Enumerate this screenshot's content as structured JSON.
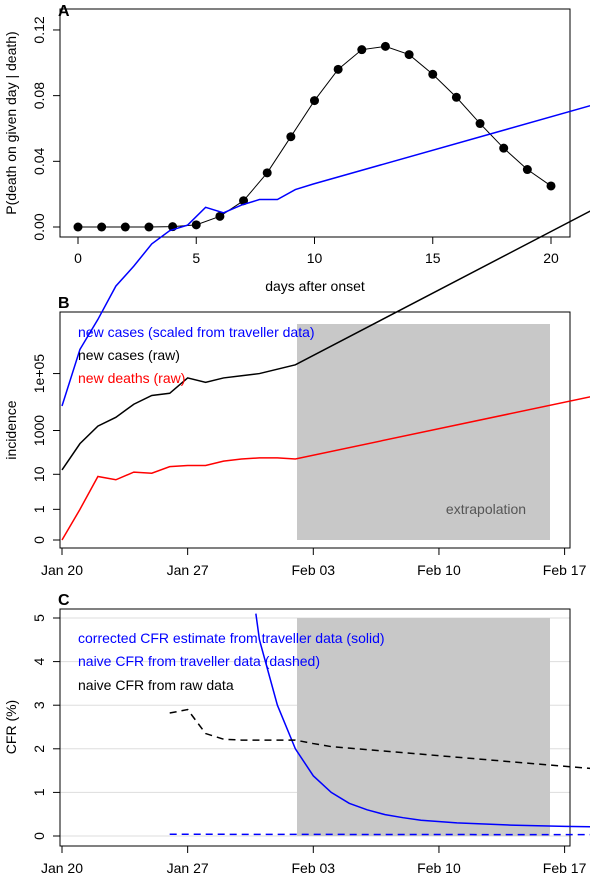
{
  "chart_data": [
    {
      "panel_label": "A",
      "type": "line",
      "xlabel": "days after onset",
      "ylabel": "P(death on given day | death)",
      "xlim": [
        0,
        20
      ],
      "ylim": [
        0,
        0.12
      ],
      "x_ticks": [
        0,
        5,
        10,
        15,
        20
      ],
      "y_ticks": [
        "0.00",
        "0.04",
        "0.08",
        "0.12"
      ],
      "markers": true,
      "x": [
        0,
        1,
        2,
        3,
        4,
        5,
        6,
        7,
        8,
        9,
        10,
        11,
        12,
        13,
        14,
        15,
        16,
        17,
        18,
        19,
        20
      ],
      "y": [
        0.0,
        0.0,
        0.0,
        0.0,
        0.0002,
        0.0013,
        0.0065,
        0.016,
        0.033,
        0.055,
        0.077,
        0.096,
        0.108,
        0.11,
        0.105,
        0.093,
        0.079,
        0.063,
        0.048,
        0.035,
        0.025
      ]
    },
    {
      "panel_label": "B",
      "type": "line",
      "ylabel": "incidence",
      "y_scale": "log (sqrt-like)",
      "x_tick_labels": [
        "Jan 20",
        "Jan 27",
        "Feb 03",
        "Feb 10",
        "Feb 17"
      ],
      "y_tick_labels": [
        "0",
        "1",
        "10",
        "1000",
        "1e+05"
      ],
      "shaded_region_label": "extrapolation",
      "legend": [
        {
          "text": "new cases (scaled from traveller data)",
          "color": "#0000ff"
        },
        {
          "text": "new cases (raw)",
          "color": "#000000"
        },
        {
          "text": "new deaths (raw)",
          "color": "#ff0000"
        }
      ],
      "series": [
        {
          "name": "new cases (scaled from traveller data)",
          "color": "#0000ff",
          "points": [
            [
              0,
              1
            ],
            [
              1,
              1.51
            ],
            [
              2,
              1.78
            ],
            [
              3,
              2.08
            ],
            [
              4,
              2.26
            ],
            [
              5,
              2.46
            ],
            [
              6,
              2.58
            ],
            [
              7,
              2.63
            ],
            [
              8,
              2.79
            ],
            [
              9,
              2.74
            ],
            [
              10,
              2.81
            ],
            [
              11,
              2.86
            ],
            [
              12,
              2.86
            ],
            [
              13,
              2.95
            ],
            [
              14,
              3.0
            ],
            [
              35,
              3.96
            ]
          ]
        },
        {
          "name": "new cases (raw)",
          "color": "#000000",
          "points": [
            [
              0,
              0.32
            ],
            [
              1,
              0.44
            ],
            [
              2,
              0.52
            ],
            [
              3,
              0.56
            ],
            [
              4,
              0.62
            ],
            [
              5,
              0.66
            ],
            [
              6,
              0.67
            ],
            [
              7,
              0.74
            ],
            [
              8,
              0.72
            ],
            [
              9,
              0.74
            ],
            [
              10,
              0.75
            ],
            [
              11,
              0.76
            ],
            [
              12,
              0.78
            ],
            [
              13,
              0.8
            ],
            [
              35,
              1.74
            ]
          ]
        },
        {
          "name": "new deaths (raw)",
          "color": "#ff0000",
          "points": [
            [
              0,
              0
            ],
            [
              1,
              0.14
            ],
            [
              2,
              0.29
            ],
            [
              3,
              0.275
            ],
            [
              4,
              0.31
            ],
            [
              5,
              0.305
            ],
            [
              6,
              0.335
            ],
            [
              7,
              0.34
            ],
            [
              8,
              0.34
            ],
            [
              9,
              0.36
            ],
            [
              10,
              0.37
            ],
            [
              11,
              0.375
            ],
            [
              12,
              0.375
            ],
            [
              13,
              0.37
            ],
            [
              35,
              0.75
            ]
          ]
        }
      ]
    },
    {
      "panel_label": "C",
      "type": "line",
      "ylabel": "CFR (%)",
      "ylim": [
        0,
        5
      ],
      "y_ticks": [
        "0",
        "1",
        "2",
        "3",
        "4",
        "5"
      ],
      "x_tick_labels": [
        "Jan 20",
        "Jan 27",
        "Feb 03",
        "Feb 10",
        "Feb 17"
      ],
      "legend": [
        {
          "text": "corrected CFR estimate from traveller data (solid)",
          "color": "#0000ff"
        },
        {
          "text": "naive CFR from traveller data (dashed)",
          "color": "#0000ff"
        },
        {
          "text": "naive CFR from raw data",
          "color": "#000000"
        }
      ],
      "series": [
        {
          "name": "corrected CFR estimate from traveller data (solid)",
          "color": "#0000ff",
          "dash": false,
          "points": [
            [
              10.8,
              5.1
            ],
            [
              11,
              4.5
            ],
            [
              12,
              3.0
            ],
            [
              13,
              2.0
            ],
            [
              14,
              1.38
            ],
            [
              15,
              1.0
            ],
            [
              16,
              0.75
            ],
            [
              17,
              0.6
            ],
            [
              18,
              0.49
            ],
            [
              19,
              0.42
            ],
            [
              20,
              0.36
            ],
            [
              22,
              0.3
            ],
            [
              25,
              0.25
            ],
            [
              28,
              0.22
            ],
            [
              30,
              0.21
            ]
          ]
        },
        {
          "name": "naive CFR from traveller data (dashed)",
          "color": "#0000ff",
          "dash": true,
          "points": [
            [
              6,
              0.04
            ],
            [
              30,
              0.03
            ]
          ]
        },
        {
          "name": "naive CFR from raw data",
          "color": "#000000",
          "dash": true,
          "points": [
            [
              6,
              2.82
            ],
            [
              7,
              2.9
            ],
            [
              8,
              2.35
            ],
            [
              9,
              2.22
            ],
            [
              10,
              2.2
            ],
            [
              11,
              2.2
            ],
            [
              12,
              2.2
            ],
            [
              13,
              2.2
            ],
            [
              14,
              2.12
            ],
            [
              15,
              2.05
            ],
            [
              30,
              1.53
            ]
          ]
        }
      ]
    }
  ]
}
++++++++++++++++++++
- [Aim of the task] Strip the images and reproduce the remaining records precisely.

- [Correct response]
Enumerate this screenshot's content as structured JSON.
{
  "chart_data": [
    {
      "panel_label": "A",
      "type": "line",
      "xlabel": "days after onset",
      "ylabel": "P(death on given day | death)",
      "xlim": [
        0,
        20
      ],
      "ylim": [
        0,
        0.12
      ],
      "x_ticks": [
        0,
        5,
        10,
        15,
        20
      ],
      "y_ticks": [
        "0.00",
        "0.04",
        "0.08",
        "0.12"
      ],
      "markers": true,
      "x": [
        0,
        1,
        2,
        3,
        4,
        5,
        6,
        7,
        8,
        9,
        10,
        11,
        12,
        13,
        14,
        15,
        16,
        17,
        18,
        19,
        20
      ],
      "y": [
        0.0,
        0.0,
        0.0,
        0.0,
        0.0002,
        0.0013,
        0.0065,
        0.016,
        0.033,
        0.055,
        0.077,
        0.096,
        0.108,
        0.11,
        0.105,
        0.093,
        0.079,
        0.063,
        0.048,
        0.035,
        0.025
      ]
    },
    {
      "panel_label": "B",
      "type": "line",
      "ylabel": "incidence",
      "y_scale": "log (sqrt-like)",
      "x_tick_labels": [
        "Jan 20",
        "Jan 27",
        "Feb 03",
        "Feb 10",
        "Feb 17"
      ],
      "y_tick_labels": [
        "0",
        "1",
        "10",
        "1000",
        "1e+05"
      ],
      "shaded_region_label": "extrapolation",
      "legend": [
        {
          "text": "new cases (scaled from traveller data)",
          "color": "#0000ff"
        },
        {
          "text": "new cases (raw)",
          "color": "#000000"
        },
        {
          "text": "new deaths (raw)",
          "color": "#ff0000"
        }
      ],
      "series": [
        {
          "name": "new cases (scaled from traveller data)",
          "color": "#0000ff",
          "points": [
            [
              0,
              1
            ],
            [
              1,
              1.51
            ],
            [
              2,
              1.78
            ],
            [
              3,
              2.08
            ],
            [
              4,
              2.26
            ],
            [
              5,
              2.46
            ],
            [
              6,
              2.58
            ],
            [
              7,
              2.63
            ],
            [
              8,
              2.79
            ],
            [
              9,
              2.74
            ],
            [
              10,
              2.81
            ],
            [
              11,
              2.86
            ],
            [
              12,
              2.86
            ],
            [
              13,
              2.95
            ],
            [
              14,
              3.0
            ],
            [
              35,
              3.96
            ]
          ]
        },
        {
          "name": "new cases (raw)",
          "color": "#000000",
          "points": [
            [
              0,
              0.32
            ],
            [
              1,
              0.44
            ],
            [
              2,
              0.52
            ],
            [
              3,
              0.56
            ],
            [
              4,
              0.62
            ],
            [
              5,
              0.66
            ],
            [
              6,
              0.67
            ],
            [
              7,
              0.74
            ],
            [
              8,
              0.72
            ],
            [
              9,
              0.74
            ],
            [
              10,
              0.75
            ],
            [
              11,
              0.76
            ],
            [
              12,
              0.78
            ],
            [
              13,
              0.8
            ],
            [
              35,
              1.74
            ]
          ]
        },
        {
          "name": "new deaths (raw)",
          "color": "#ff0000",
          "points": [
            [
              0,
              0
            ],
            [
              1,
              0.14
            ],
            [
              2,
              0.29
            ],
            [
              3,
              0.275
            ],
            [
              4,
              0.31
            ],
            [
              5,
              0.305
            ],
            [
              6,
              0.335
            ],
            [
              7,
              0.34
            ],
            [
              8,
              0.34
            ],
            [
              9,
              0.36
            ],
            [
              10,
              0.37
            ],
            [
              11,
              0.375
            ],
            [
              12,
              0.375
            ],
            [
              13,
              0.37
            ],
            [
              35,
              0.75
            ]
          ]
        }
      ]
    },
    {
      "panel_label": "C",
      "type": "line",
      "ylabel": "CFR (%)",
      "ylim": [
        0,
        5
      ],
      "y_ticks": [
        "0",
        "1",
        "2",
        "3",
        "4",
        "5"
      ],
      "x_tick_labels": [
        "Jan 20",
        "Jan 27",
        "Feb 03",
        "Feb 10",
        "Feb 17"
      ],
      "legend": [
        {
          "text": "corrected CFR estimate from traveller data (solid)",
          "color": "#0000ff"
        },
        {
          "text": "naive CFR from traveller data (dashed)",
          "color": "#0000ff"
        },
        {
          "text": "naive CFR from raw data",
          "color": "#000000"
        }
      ],
      "series": [
        {
          "name": "corrected CFR estimate from traveller data (solid)",
          "color": "#0000ff",
          "dash": false,
          "points": [
            [
              10.8,
              5.1
            ],
            [
              11,
              4.5
            ],
            [
              12,
              3.0
            ],
            [
              13,
              2.0
            ],
            [
              14,
              1.38
            ],
            [
              15,
              1.0
            ],
            [
              16,
              0.75
            ],
            [
              17,
              0.6
            ],
            [
              18,
              0.49
            ],
            [
              19,
              0.42
            ],
            [
              20,
              0.36
            ],
            [
              22,
              0.3
            ],
            [
              25,
              0.25
            ],
            [
              28,
              0.22
            ],
            [
              30,
              0.21
            ]
          ]
        },
        {
          "name": "naive CFR from traveller data (dashed)",
          "color": "#0000ff",
          "dash": true,
          "points": [
            [
              6,
              0.04
            ],
            [
              30,
              0.03
            ]
          ]
        },
        {
          "name": "naive CFR from raw data",
          "color": "#000000",
          "dash": true,
          "points": [
            [
              6,
              2.82
            ],
            [
              7,
              2.9
            ],
            [
              8,
              2.35
            ],
            [
              9,
              2.22
            ],
            [
              10,
              2.2
            ],
            [
              11,
              2.2
            ],
            [
              12,
              2.2
            ],
            [
              13,
              2.2
            ],
            [
              14,
              2.12
            ],
            [
              15,
              2.05
            ],
            [
              30,
              1.53
            ]
          ]
        }
      ]
    }
  ]
}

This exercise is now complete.